* BEGIN Task input *

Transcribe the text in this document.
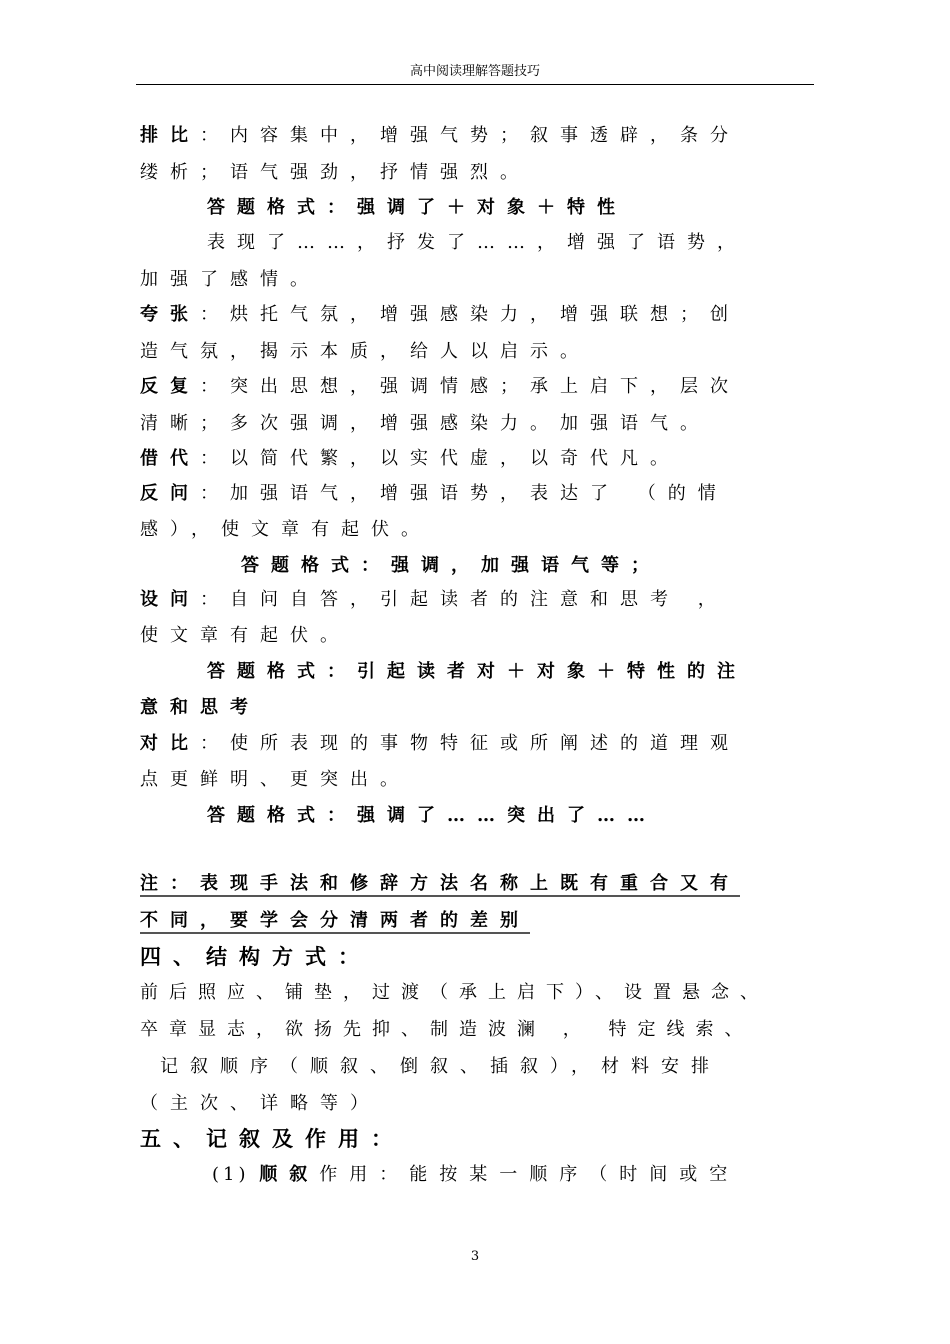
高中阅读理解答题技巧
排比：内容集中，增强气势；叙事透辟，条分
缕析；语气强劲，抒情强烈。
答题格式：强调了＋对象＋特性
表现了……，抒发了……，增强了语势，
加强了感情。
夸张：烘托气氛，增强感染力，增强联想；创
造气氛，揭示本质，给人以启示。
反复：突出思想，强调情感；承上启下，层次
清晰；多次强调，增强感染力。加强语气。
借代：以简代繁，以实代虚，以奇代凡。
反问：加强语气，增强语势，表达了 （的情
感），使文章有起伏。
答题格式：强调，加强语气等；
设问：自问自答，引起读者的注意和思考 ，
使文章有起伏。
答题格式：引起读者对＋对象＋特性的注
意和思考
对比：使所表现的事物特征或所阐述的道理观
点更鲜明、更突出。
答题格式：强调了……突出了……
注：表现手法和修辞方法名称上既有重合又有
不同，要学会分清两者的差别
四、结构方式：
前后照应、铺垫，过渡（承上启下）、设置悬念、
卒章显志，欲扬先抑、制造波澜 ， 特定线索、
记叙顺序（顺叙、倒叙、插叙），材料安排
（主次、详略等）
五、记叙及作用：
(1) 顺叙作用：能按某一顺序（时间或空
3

* END Task input *
* BEGIN Task input *

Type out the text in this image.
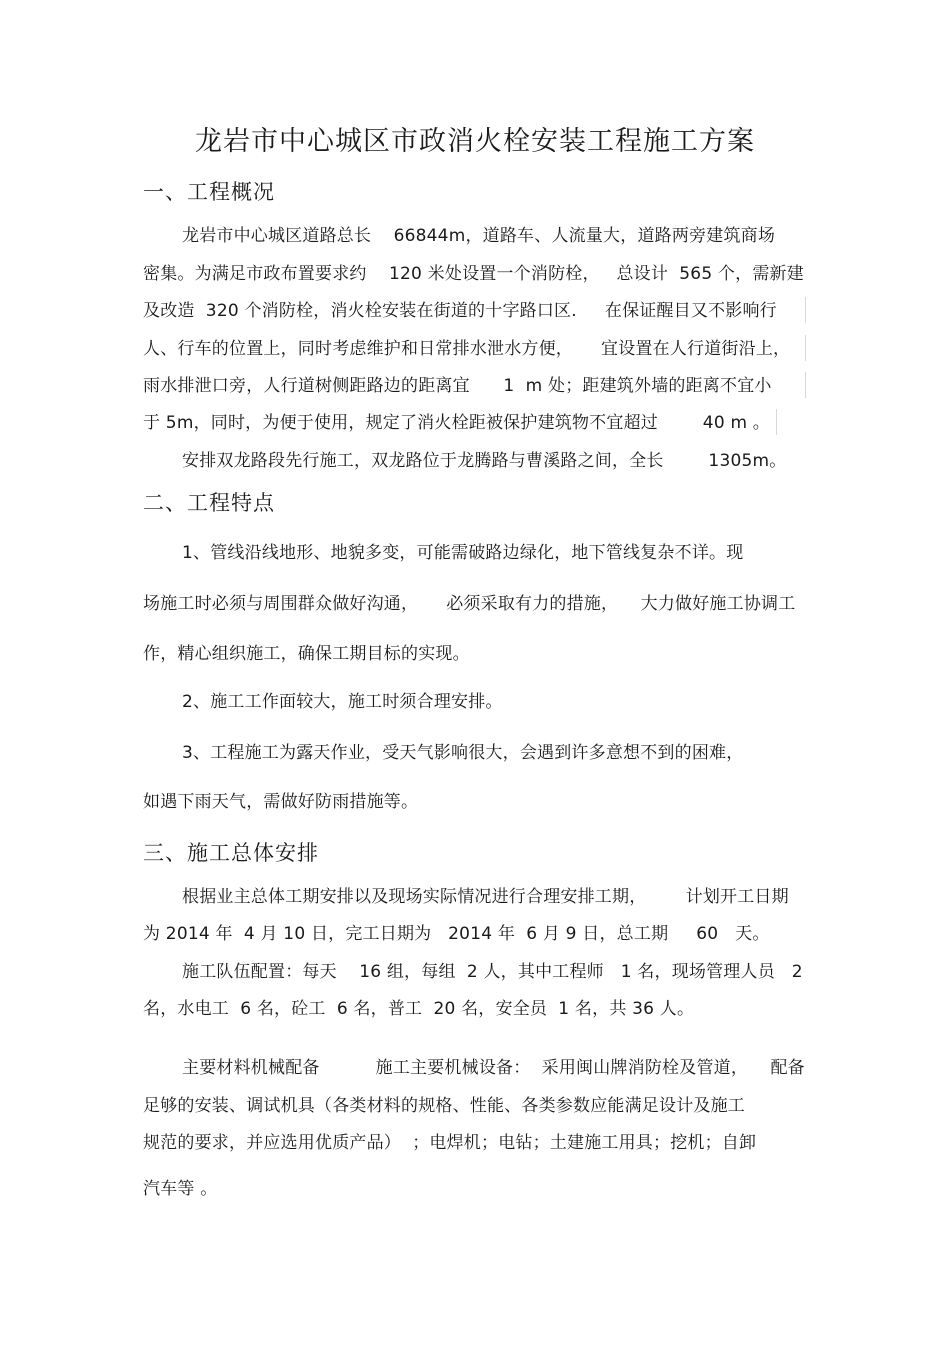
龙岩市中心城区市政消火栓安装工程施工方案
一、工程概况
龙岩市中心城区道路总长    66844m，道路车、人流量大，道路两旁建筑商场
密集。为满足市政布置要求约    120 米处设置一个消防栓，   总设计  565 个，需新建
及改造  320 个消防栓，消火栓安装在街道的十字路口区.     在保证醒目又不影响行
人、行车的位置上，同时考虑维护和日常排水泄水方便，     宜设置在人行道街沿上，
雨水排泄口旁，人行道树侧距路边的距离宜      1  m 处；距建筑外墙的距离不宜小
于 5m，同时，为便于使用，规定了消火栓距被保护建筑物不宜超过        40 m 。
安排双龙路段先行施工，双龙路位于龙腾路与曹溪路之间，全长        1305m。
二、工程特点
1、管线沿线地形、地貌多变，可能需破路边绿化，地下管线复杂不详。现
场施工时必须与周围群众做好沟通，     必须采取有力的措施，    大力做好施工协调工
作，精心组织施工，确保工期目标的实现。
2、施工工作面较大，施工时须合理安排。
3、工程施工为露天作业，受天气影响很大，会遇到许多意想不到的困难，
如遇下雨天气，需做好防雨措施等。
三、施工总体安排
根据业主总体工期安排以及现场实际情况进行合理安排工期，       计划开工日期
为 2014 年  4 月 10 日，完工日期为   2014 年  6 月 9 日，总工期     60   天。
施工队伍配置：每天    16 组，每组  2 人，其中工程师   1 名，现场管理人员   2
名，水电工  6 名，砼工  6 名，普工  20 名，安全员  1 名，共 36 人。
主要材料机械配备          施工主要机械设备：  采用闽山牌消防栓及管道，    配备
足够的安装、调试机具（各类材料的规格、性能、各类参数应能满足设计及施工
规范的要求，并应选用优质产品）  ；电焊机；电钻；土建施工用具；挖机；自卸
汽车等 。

* END Task input *
* BEGIN Task input *

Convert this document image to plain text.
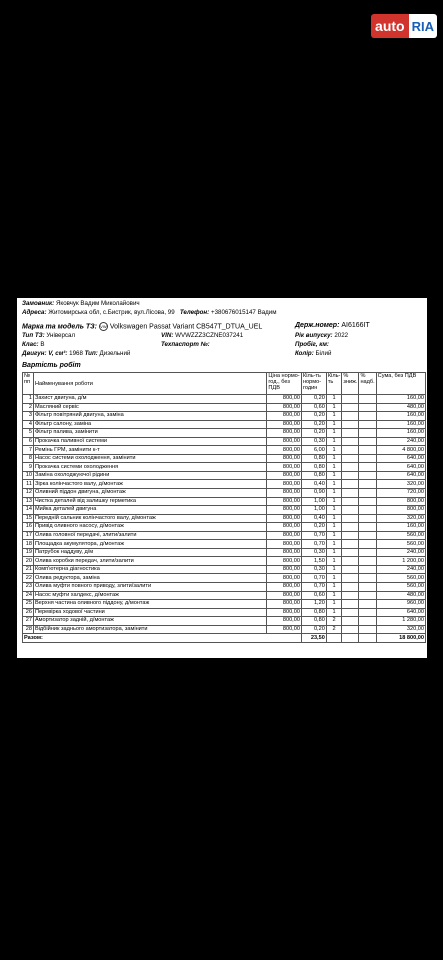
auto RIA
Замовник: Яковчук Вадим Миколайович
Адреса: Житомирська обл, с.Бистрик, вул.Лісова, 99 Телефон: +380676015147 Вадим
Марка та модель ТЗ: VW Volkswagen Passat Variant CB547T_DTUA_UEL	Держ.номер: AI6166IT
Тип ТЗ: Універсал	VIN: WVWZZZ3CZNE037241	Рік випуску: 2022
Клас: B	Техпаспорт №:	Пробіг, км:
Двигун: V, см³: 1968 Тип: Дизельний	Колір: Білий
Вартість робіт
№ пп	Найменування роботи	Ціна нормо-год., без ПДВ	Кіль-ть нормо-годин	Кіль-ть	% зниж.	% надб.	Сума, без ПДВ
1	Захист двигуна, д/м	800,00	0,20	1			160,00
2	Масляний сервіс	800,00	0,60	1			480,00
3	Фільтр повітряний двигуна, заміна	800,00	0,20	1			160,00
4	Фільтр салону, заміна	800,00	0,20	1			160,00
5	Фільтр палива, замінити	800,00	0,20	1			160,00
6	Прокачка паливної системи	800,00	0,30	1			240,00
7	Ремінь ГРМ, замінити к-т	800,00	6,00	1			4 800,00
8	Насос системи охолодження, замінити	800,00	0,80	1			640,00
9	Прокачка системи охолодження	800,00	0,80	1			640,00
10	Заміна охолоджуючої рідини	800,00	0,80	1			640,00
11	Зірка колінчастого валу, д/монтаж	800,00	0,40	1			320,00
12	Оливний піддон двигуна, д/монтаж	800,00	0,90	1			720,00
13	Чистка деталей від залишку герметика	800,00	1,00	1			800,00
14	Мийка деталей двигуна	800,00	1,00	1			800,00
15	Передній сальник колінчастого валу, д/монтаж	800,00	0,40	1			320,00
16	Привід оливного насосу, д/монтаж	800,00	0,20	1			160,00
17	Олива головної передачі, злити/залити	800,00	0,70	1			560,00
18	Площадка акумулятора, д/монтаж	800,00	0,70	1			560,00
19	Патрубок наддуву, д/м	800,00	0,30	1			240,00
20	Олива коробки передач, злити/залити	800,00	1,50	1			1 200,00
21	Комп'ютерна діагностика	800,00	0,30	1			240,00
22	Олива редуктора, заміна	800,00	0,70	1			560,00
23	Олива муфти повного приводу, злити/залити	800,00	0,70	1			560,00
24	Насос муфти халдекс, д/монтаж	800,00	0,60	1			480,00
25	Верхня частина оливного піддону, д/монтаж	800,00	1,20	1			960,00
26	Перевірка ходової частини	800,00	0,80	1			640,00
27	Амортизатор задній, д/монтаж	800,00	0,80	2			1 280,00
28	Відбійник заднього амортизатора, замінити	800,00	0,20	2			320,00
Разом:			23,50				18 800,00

* END Task input *

» **Aim**
Show every line from the entries above in which the word "залити" appears.

» **Written answer**
17	Олива головної передачі, злити/залити	800,00	0,70	1			560,00
20	Олива коробки передач, злити/залити	800,00	1,50	1			1 200,00
23	Олива муфти повного приводу, злити/залити	800,00	0,70	1			560,00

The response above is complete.